Can you output the material exactly as written, minus any pictures it holds?

• _Extracted data_:
________

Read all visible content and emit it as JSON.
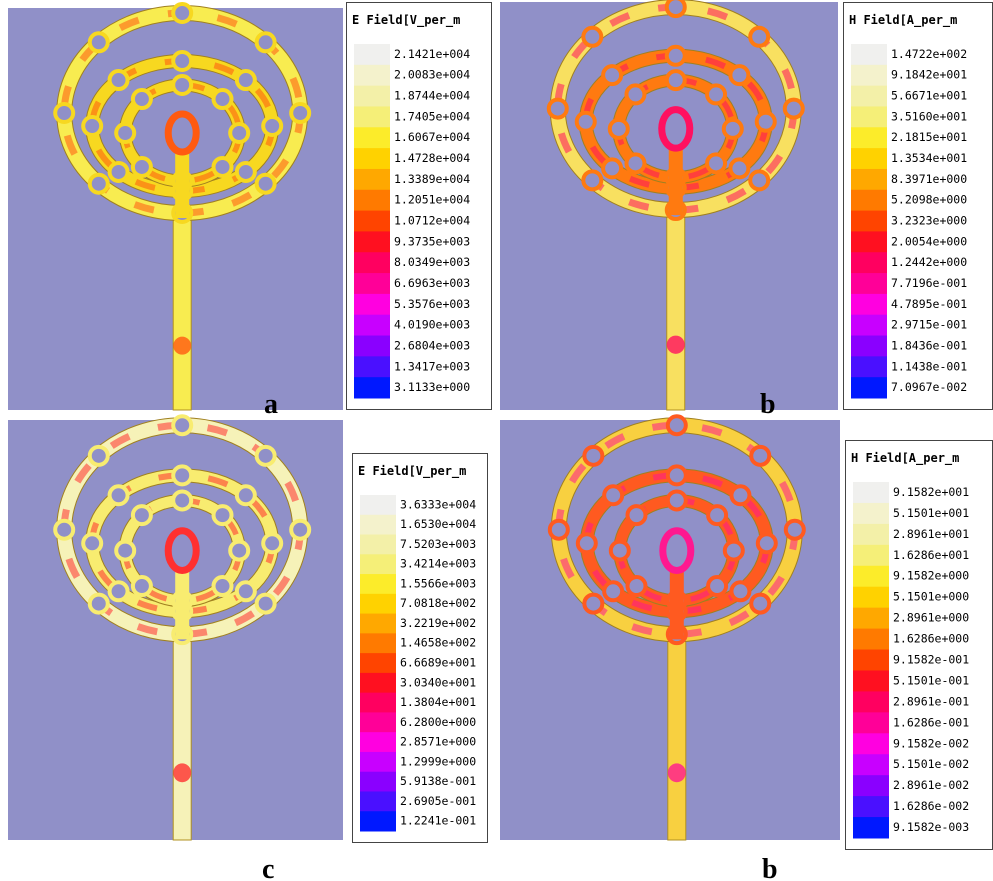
{
  "panels": [
    {
      "legend": {
        "title": "E Field[V_per_m",
        "labels": [
          "2.1421e+004",
          "2.0083e+004",
          "1.8744e+004",
          "1.7405e+004",
          "1.6067e+004",
          "1.4728e+004",
          "1.3389e+004",
          "1.2051e+004",
          "1.0712e+004",
          "9.3735e+003",
          "8.0349e+003",
          "6.6963e+003",
          "5.3576e+003",
          "4.0190e+003",
          "2.6804e+003",
          "1.3417e+003",
          "3.1133e+000"
        ]
      },
      "caption": "a"
    },
    {
      "legend": {
        "title": "H Field[A_per_m",
        "labels": [
          "1.4722e+002",
          "9.1842e+001",
          "5.6671e+001",
          "3.5160e+001",
          "2.1815e+001",
          "1.3534e+001",
          "8.3971e+000",
          "5.2098e+000",
          "3.2323e+000",
          "2.0054e+000",
          "1.2442e+000",
          "7.7196e-001",
          "4.7895e-001",
          "2.9715e-001",
          "1.8436e-001",
          "1.1438e-001",
          "7.0967e-002"
        ]
      },
      "caption": "b"
    },
    {
      "legend": {
        "title": "E Field[V_per_m",
        "labels": [
          "3.6333e+004",
          "1.6530e+004",
          "7.5203e+003",
          "3.4214e+003",
          "1.5566e+003",
          "7.0818e+002",
          "3.2219e+002",
          "1.4658e+002",
          "6.6689e+001",
          "3.0340e+001",
          "1.3804e+001",
          "6.2800e+000",
          "2.8571e+000",
          "1.2999e+000",
          "5.9138e-001",
          "2.6905e-001",
          "1.2241e-001"
        ]
      },
      "caption": "c"
    },
    {
      "legend": {
        "title": "H Field[A_per_m",
        "labels": [
          "9.1582e+001",
          "5.1501e+001",
          "2.8961e+001",
          "1.6286e+001",
          "9.1582e+000",
          "5.1501e+000",
          "2.8961e+000",
          "1.6286e+000",
          "9.1582e-001",
          "5.1501e-001",
          "2.8961e-001",
          "1.6286e-001",
          "9.1582e-002",
          "5.1501e-002",
          "2.8961e-002",
          "1.6286e-002",
          "9.1582e-003"
        ]
      },
      "caption": "b"
    }
  ]
}
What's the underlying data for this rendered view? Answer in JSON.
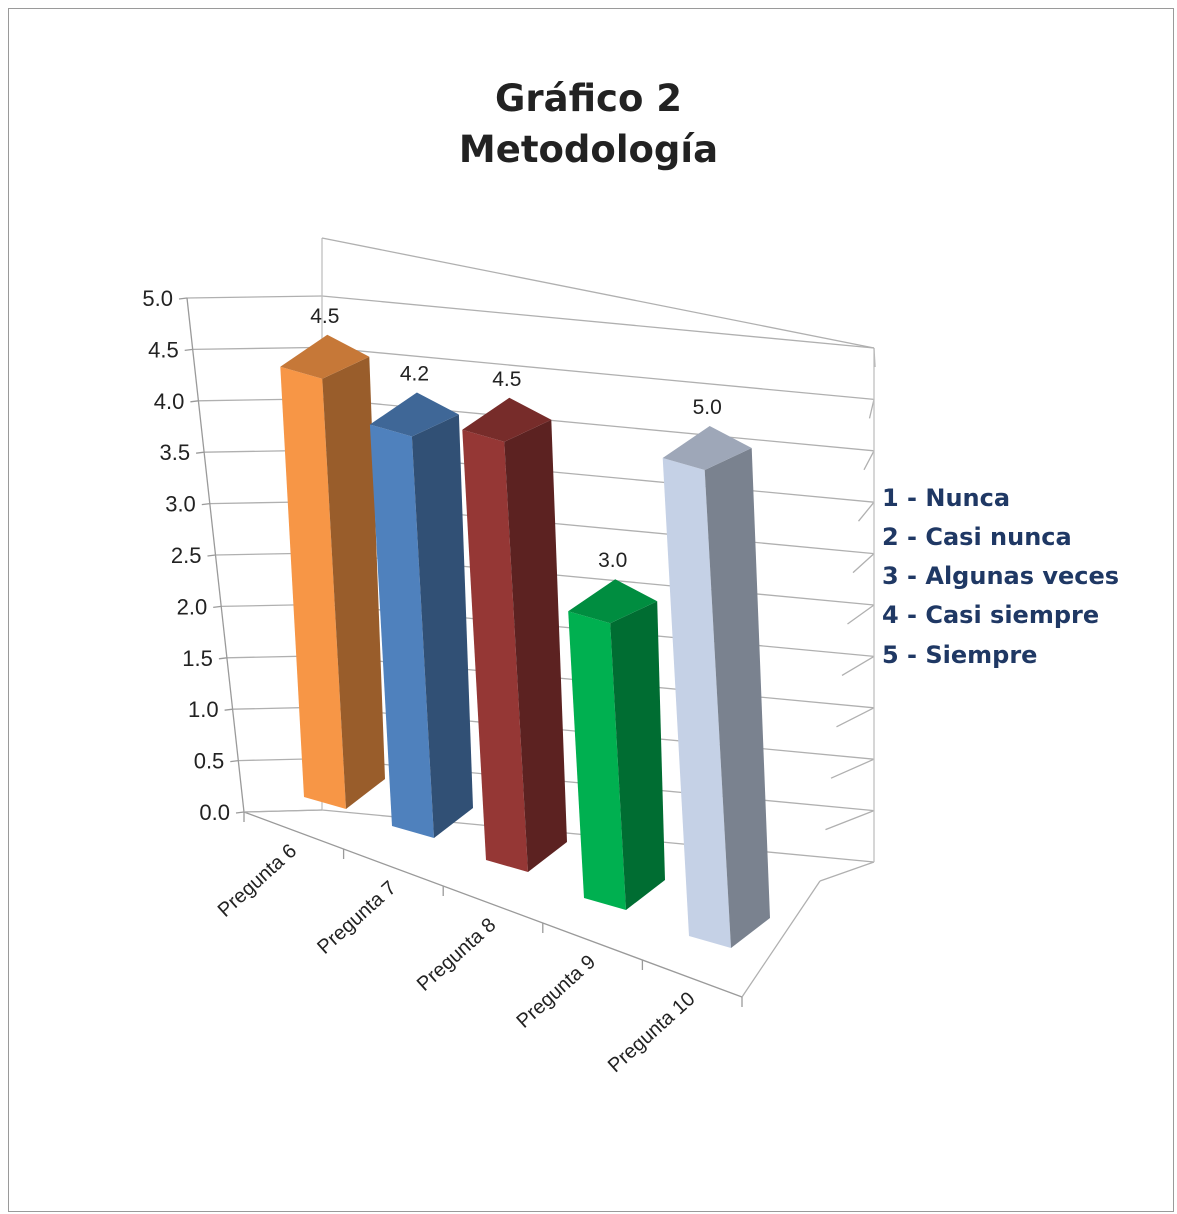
{
  "chart_data": {
    "type": "bar",
    "title": "Gráfico 2",
    "subtitle": "Metodología",
    "categories": [
      "Pregunta 6",
      "Pregunta 7",
      "Pregunta 8",
      "Pregunta 9",
      "Pregunta 10"
    ],
    "values": [
      4.5,
      4.2,
      4.5,
      3.0,
      5.0
    ],
    "data_labels": [
      "4.5",
      "4.2",
      "4.5",
      "3.0",
      "5.0"
    ],
    "colors": [
      "#f79646",
      "#4f81bd",
      "#953735",
      "#00b050",
      "#c5d1e6"
    ],
    "ylim": [
      0,
      5
    ],
    "yticks": [
      "0.0",
      "0.5",
      "1.0",
      "1.5",
      "2.0",
      "2.5",
      "3.0",
      "3.5",
      "4.0",
      "4.5",
      "5.0"
    ],
    "grid": true,
    "style": "3d-column",
    "legend": {
      "placement": "right",
      "items": [
        "1 - Nunca",
        "2 - Casi nunca",
        "3 - Algunas veces",
        "4 - Casi siempre",
        "5 - Siempre"
      ],
      "color": "#1f3864"
    }
  }
}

________

• _Final answer_:
Read all visible content and emit it as JSON.
{
  "panels": [
    {
      "legend": {
        "title": "E Field[V_per_m",
        "labels": [
          "2.1421e+004",
          "2.0083e+004",
          "1.8744e+004",
          "1.7405e+004",
          "1.6067e+004",
          "1.4728e+004",
          "1.3389e+004",
          "1.2051e+004",
          "1.0712e+004",
          "9.3735e+003",
          "8.0349e+003",
          "6.6963e+003",
          "5.3576e+003",
          "4.0190e+003",
          "2.6804e+003",
          "1.3417e+003",
          "3.1133e+000"
        ]
      },
      "caption": "a"
    },
    {
      "legend": {
        "title": "H Field[A_per_m",
        "labels": [
          "1.4722e+002",
          "9.1842e+001",
          "5.6671e+001",
          "3.5160e+001",
          "2.1815e+001",
          "1.3534e+001",
          "8.3971e+000",
          "5.2098e+000",
          "3.2323e+000",
          "2.0054e+000",
          "1.2442e+000",
          "7.7196e-001",
          "4.7895e-001",
          "2.9715e-001",
          "1.8436e-001",
          "1.1438e-001",
          "7.0967e-002"
        ]
      },
      "caption": "b"
    },
    {
      "legend": {
        "title": "E Field[V_per_m",
        "labels": [
          "3.6333e+004",
          "1.6530e+004",
          "7.5203e+003",
          "3.4214e+003",
          "1.5566e+003",
          "7.0818e+002",
          "3.2219e+002",
          "1.4658e+002",
          "6.6689e+001",
          "3.0340e+001",
          "1.3804e+001",
          "6.2800e+000",
          "2.8571e+000",
          "1.2999e+000",
          "5.9138e-001",
          "2.6905e-001",
          "1.2241e-001"
        ]
      },
      "caption": "c"
    },
    {
      "legend": {
        "title": "H Field[A_per_m",
        "labels": [
          "9.1582e+001",
          "5.1501e+001",
          "2.8961e+001",
          "1.6286e+001",
          "9.1582e+000",
          "5.1501e+000",
          "2.8961e+000",
          "1.6286e+000",
          "9.1582e-001",
          "5.1501e-001",
          "2.8961e-001",
          "1.6286e-001",
          "9.1582e-002",
          "5.1501e-002",
          "2.8961e-002",
          "1.6286e-002",
          "9.1582e-003"
        ]
      },
      "caption": "b"
    }
  ]
}
What's the underlying data for this rendered view? Answer in JSON.
{
  "chart_data": {
    "type": "bar",
    "title": "Gráfico 2",
    "subtitle": "Metodología",
    "categories": [
      "Pregunta 6",
      "Pregunta 7",
      "Pregunta 8",
      "Pregunta 9",
      "Pregunta 10"
    ],
    "values": [
      4.5,
      4.2,
      4.5,
      3.0,
      5.0
    ],
    "data_labels": [
      "4.5",
      "4.2",
      "4.5",
      "3.0",
      "5.0"
    ],
    "colors": [
      "#f79646",
      "#4f81bd",
      "#953735",
      "#00b050",
      "#c5d1e6"
    ],
    "ylim": [
      0,
      5
    ],
    "yticks": [
      "0.0",
      "0.5",
      "1.0",
      "1.5",
      "2.0",
      "2.5",
      "3.0",
      "3.5",
      "4.0",
      "4.5",
      "5.0"
    ],
    "grid": true,
    "style": "3d-column",
    "legend": {
      "placement": "right",
      "items": [
        "1 - Nunca",
        "2 - Casi nunca",
        "3 - Algunas veces",
        "4 - Casi siempre",
        "5 - Siempre"
      ],
      "color": "#1f3864"
    }
  }
}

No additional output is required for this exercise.